------ Texte fourni ------

Une ''belle'' histoire qui se termine mal pour sa victime mais plutôt bien pour elle. Avoir 18 ans, être blonde et des yeux qui pleurent ,ça aide en cours d'assises !

 

L'affaire pourrait paraître sur ton site avec l'accroche : "Casque d'or aux assises" ...si le titre te sied !

 

 

Jean-Michel ARMAND est directeur pénitentiaire honoraire d'Insertion et de Probation à ENAP , membre associé au Centre des Ressources de l’Histoire des Crimes et des Peines de l’Ecole Nationale d’Administration Pénitentiaire. Chroniqueur régulier aux journaaux du Sud-Ouest, il collabore à différentes revues d’histoire sociale et pénitentiaire...

------ Enregistrements de données ------

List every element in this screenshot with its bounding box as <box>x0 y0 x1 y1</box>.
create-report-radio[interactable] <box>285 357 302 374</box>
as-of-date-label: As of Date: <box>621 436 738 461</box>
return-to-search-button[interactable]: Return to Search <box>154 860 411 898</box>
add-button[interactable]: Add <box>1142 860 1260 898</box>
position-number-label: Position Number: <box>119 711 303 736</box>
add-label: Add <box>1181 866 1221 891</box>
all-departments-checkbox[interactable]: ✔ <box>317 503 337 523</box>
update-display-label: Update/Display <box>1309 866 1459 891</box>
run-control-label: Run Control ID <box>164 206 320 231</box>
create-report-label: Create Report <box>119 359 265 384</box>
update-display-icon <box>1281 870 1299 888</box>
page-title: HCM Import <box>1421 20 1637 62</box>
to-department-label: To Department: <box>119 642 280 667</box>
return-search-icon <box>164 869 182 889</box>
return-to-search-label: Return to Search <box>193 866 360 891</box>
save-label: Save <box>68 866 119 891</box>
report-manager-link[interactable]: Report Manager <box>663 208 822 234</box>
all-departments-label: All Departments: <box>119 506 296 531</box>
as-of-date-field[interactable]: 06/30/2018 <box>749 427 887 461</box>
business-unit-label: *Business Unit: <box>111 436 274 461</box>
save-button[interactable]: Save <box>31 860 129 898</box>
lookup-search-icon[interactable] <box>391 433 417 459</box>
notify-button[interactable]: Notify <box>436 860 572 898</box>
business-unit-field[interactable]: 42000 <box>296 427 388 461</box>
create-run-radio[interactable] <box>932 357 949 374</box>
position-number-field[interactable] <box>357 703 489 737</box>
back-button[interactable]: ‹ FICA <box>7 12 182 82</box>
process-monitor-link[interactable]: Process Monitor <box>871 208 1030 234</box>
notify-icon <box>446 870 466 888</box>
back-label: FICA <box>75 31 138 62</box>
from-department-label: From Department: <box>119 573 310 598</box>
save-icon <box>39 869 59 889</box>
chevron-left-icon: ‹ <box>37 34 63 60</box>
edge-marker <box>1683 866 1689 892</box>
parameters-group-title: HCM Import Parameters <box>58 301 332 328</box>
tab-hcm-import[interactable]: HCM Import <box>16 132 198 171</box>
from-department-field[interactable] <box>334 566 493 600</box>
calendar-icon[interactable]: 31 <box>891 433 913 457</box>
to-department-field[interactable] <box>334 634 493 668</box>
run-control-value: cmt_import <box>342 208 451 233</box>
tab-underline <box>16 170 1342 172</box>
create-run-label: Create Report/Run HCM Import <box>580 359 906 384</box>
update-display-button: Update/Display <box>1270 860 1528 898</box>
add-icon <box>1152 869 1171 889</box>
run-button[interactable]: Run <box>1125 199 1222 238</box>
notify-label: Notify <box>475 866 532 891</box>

------

- Consigne écrite 1:
Répondez à ces questions d'après le texte fourni :
(a) Quel âge est cité comme un atout en cour d'assises ?
(b) Quelle accroche est suggérée pour publier l'affaire ?
(c) À quel genre de revues Jean-Michel ARMAND collabore-t-il ?
- Consigne écrite 2:
Veuillez indiquer si chaque affirmation concorde avec le texte fourni, en répondant par oui ou non et en citant les mots qui tranchent :
(a) L'histoire se termine mal pour sa victime.
(b) Jean-Michel ARMAND est un directeur pénitentiaire en activité.
(c) Jean-Michel ARMAND est membre associé au Centre des Ressources de l'Histoire des Crimes et des Peines.
- Consigne écrite 3: Relevez toutes les caractéristiques que le texte fourni présente comme utiles en cour d'assises.
Ces enregistrements proviennent d'une autre source que le texte fourni.

- Réponse attendue 1:
(a) 18 ans.
(b) « Casque d'or aux assises ».
(c) À différentes revues d'histoire sociale et pénitentiaire.

- Réponse attendue 2:
(a) Oui : « se termine mal pour sa victime ».
(b) Non : « directeur pénitentiaire honoraire ».
(c) Oui : « membre associé au Centre des Ressources de l’Histoire des Crimes et des Peines ».

- Réponse attendue 3:
- Avoir 18 ans
- Être blonde
- Des yeux qui pleurent